Using the entries that follow, collect the lines where the word "year" appears.

**Listed entries:**
****
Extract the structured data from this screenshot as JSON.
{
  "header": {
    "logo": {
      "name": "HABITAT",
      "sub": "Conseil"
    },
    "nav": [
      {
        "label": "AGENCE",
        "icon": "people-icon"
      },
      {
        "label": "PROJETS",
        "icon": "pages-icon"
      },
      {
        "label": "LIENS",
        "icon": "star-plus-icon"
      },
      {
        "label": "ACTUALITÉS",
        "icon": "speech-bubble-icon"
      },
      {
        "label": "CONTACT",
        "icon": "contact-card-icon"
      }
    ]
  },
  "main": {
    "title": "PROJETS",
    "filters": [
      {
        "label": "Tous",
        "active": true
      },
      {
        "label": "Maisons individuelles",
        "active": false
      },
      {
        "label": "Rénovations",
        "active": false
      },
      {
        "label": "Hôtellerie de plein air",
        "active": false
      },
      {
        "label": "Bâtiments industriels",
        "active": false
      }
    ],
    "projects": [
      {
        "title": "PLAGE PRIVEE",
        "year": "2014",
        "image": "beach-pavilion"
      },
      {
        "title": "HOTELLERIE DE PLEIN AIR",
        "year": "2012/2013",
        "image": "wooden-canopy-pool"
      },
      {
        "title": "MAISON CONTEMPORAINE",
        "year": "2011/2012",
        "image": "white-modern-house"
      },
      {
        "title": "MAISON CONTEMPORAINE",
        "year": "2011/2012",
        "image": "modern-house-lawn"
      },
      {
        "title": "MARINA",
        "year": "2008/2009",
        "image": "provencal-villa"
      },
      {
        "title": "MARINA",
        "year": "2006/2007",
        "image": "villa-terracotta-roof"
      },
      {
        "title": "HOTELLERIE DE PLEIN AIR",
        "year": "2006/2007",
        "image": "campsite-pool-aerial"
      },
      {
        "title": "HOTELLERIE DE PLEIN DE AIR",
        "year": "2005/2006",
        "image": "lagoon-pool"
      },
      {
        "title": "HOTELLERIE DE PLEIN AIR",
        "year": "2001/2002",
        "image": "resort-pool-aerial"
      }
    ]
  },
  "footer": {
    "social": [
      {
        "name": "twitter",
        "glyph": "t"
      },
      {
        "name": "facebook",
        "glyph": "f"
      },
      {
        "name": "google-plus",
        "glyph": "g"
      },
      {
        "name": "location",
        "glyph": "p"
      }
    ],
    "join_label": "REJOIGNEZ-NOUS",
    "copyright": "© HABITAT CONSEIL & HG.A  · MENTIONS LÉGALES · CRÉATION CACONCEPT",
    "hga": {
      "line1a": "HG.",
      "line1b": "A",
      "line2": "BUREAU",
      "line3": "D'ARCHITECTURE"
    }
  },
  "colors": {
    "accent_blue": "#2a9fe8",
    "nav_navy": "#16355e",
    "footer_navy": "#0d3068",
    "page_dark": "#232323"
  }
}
****
**Result for this task:**
        "year": "2014",
        "year": "2012/2013",
        "year": "2011/2012",
        "year": "2011/2012",
        "year": "2008/2009",
        "year": "2006/2007",
        "year": "2006/2007",
        "year": "2005/2006",
        "year": "2001/2002",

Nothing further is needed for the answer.